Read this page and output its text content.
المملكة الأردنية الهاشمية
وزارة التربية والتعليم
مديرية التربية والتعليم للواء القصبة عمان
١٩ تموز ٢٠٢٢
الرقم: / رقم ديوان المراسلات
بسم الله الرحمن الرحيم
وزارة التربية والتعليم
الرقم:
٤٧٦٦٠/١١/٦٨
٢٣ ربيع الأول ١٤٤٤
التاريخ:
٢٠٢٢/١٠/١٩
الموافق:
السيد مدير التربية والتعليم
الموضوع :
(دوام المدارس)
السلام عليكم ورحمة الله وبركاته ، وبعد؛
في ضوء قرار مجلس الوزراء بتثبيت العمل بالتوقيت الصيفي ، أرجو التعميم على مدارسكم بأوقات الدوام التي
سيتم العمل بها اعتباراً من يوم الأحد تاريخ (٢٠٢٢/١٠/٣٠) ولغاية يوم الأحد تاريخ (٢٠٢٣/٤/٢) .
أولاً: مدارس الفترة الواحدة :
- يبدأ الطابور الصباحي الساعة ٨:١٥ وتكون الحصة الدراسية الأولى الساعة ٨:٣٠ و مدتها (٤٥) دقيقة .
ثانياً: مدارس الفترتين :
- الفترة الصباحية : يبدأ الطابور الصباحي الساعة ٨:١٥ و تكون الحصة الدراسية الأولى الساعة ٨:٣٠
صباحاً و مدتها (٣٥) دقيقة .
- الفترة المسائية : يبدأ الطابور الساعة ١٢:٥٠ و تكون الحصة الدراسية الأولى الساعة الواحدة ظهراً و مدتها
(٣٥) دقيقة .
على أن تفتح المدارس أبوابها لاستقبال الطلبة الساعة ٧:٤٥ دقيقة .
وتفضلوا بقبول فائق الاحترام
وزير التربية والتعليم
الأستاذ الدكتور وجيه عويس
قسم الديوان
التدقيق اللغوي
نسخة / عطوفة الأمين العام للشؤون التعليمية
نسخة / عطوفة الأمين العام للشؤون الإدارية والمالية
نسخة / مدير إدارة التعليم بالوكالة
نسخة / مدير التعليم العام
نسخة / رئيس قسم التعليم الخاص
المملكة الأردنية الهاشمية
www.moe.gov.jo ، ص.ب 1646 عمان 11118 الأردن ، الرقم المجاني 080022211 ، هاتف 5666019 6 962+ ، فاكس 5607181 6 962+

- _Required task_
Reproduce each entry exactly, leaving out nothing.

- _Written answer_
Read this page and output its text content.
المملكة الأردنية الهاشمية
وزارة التربية والتعليم
مديرية التربية والتعليم للواء القصبة عمان
١٩ تموز ٢٠٢٢
الرقم: / رقم ديوان المراسلات
بسم الله الرحمن الرحيم
وزارة التربية والتعليم
الرقم:
٤٧٦٦٠/١١/٦٨
٢٣ ربيع الأول ١٤٤٤
التاريخ:
٢٠٢٢/١٠/١٩
الموافق:
السيد مدير التربية والتعليم
الموضوع :
(دوام المدارس)
السلام عليكم ورحمة الله وبركاته ، وبعد؛
في ضوء قرار مجلس الوزراء بتثبيت العمل بالتوقيت الصيفي ، أرجو التعميم على مدارسكم بأوقات الدوام التي
سيتم العمل بها اعتباراً من يوم الأحد تاريخ (٢٠٢٢/١٠/٣٠) ولغاية يوم الأحد تاريخ (٢٠٢٣/٤/٢) .
أولاً: مدارس الفترة الواحدة :
- يبدأ الطابور الصباحي الساعة ٨:١٥ وتكون الحصة الدراسية الأولى الساعة ٨:٣٠ و مدتها (٤٥) دقيقة .
ثانياً: مدارس الفترتين :
- الفترة الصباحية : يبدأ الطابور الصباحي الساعة ٨:١٥ و تكون الحصة الدراسية الأولى الساعة ٨:٣٠
صباحاً و مدتها (٣٥) دقيقة .
- الفترة المسائية : يبدأ الطابور الساعة ١٢:٥٠ و تكون الحصة الدراسية الأولى الساعة الواحدة ظهراً و مدتها
(٣٥) دقيقة .
على أن تفتح المدارس أبوابها لاستقبال الطلبة الساعة ٧:٤٥ دقيقة .
وتفضلوا بقبول فائق الاحترام
وزير التربية والتعليم
الأستاذ الدكتور وجيه عويس
قسم الديوان
التدقيق اللغوي
نسخة / عطوفة الأمين العام للشؤون التعليمية
نسخة / عطوفة الأمين العام للشؤون الإدارية والمالية
نسخة / مدير إدارة التعليم بالوكالة
نسخة / مدير التعليم العام
نسخة / رئيس قسم التعليم الخاص
المملكة الأردنية الهاشمية
www.moe.gov.jo ، ص.ب 1646 عمان 11118 الأردن ، الرقم المجاني 080022211 ، هاتف 5666019 6 962+ ، فاكس 5607181 6 962+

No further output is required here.